** begin Entries provided **

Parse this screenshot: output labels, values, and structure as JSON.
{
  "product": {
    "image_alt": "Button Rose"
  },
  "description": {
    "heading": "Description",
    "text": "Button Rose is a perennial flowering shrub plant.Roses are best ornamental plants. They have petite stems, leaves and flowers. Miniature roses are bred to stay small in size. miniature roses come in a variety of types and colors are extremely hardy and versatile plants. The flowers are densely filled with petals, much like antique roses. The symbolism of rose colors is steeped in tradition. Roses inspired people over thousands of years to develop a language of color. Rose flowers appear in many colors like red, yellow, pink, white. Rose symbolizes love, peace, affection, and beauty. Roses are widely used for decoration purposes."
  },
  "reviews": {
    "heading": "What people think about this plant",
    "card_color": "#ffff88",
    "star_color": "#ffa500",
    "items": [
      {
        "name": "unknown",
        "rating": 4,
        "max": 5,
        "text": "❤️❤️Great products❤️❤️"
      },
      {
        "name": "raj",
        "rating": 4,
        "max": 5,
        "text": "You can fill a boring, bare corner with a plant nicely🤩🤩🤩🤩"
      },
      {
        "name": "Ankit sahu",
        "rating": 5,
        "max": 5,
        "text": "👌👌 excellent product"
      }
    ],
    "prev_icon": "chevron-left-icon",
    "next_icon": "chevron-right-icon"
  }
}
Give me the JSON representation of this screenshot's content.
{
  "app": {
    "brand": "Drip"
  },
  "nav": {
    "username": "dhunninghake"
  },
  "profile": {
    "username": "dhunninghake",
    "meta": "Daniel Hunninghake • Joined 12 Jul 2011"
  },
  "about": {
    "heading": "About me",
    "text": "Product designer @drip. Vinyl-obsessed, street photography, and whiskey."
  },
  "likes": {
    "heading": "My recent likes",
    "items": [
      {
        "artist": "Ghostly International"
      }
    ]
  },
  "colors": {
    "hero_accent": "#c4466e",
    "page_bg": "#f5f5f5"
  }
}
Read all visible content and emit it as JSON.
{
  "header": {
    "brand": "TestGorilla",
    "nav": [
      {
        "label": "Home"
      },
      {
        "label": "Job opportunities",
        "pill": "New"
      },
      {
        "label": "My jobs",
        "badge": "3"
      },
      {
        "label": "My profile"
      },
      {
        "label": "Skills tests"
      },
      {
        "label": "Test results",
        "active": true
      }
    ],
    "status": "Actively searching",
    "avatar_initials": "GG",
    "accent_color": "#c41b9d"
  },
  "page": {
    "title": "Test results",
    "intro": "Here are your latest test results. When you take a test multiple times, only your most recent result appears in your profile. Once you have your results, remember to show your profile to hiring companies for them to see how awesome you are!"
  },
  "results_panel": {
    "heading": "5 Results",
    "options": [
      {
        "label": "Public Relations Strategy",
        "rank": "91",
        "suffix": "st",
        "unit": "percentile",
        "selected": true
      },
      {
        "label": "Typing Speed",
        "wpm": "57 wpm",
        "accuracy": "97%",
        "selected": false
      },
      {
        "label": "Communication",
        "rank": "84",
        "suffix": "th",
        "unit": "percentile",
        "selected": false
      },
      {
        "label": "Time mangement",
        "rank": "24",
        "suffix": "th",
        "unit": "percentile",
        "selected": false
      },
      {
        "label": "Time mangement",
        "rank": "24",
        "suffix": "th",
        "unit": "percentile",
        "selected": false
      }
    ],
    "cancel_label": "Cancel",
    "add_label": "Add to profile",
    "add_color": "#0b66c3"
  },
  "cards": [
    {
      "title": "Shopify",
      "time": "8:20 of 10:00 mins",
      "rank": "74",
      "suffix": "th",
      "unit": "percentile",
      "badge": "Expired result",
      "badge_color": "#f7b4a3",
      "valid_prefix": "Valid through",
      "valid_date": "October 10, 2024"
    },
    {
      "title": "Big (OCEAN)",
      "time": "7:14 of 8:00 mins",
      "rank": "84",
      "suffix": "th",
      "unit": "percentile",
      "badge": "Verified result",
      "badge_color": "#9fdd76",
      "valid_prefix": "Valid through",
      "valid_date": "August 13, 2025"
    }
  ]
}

** end Entries provided **

State the count of lines holding the string "have" in the listing above, and nothing else.

Final answer:
2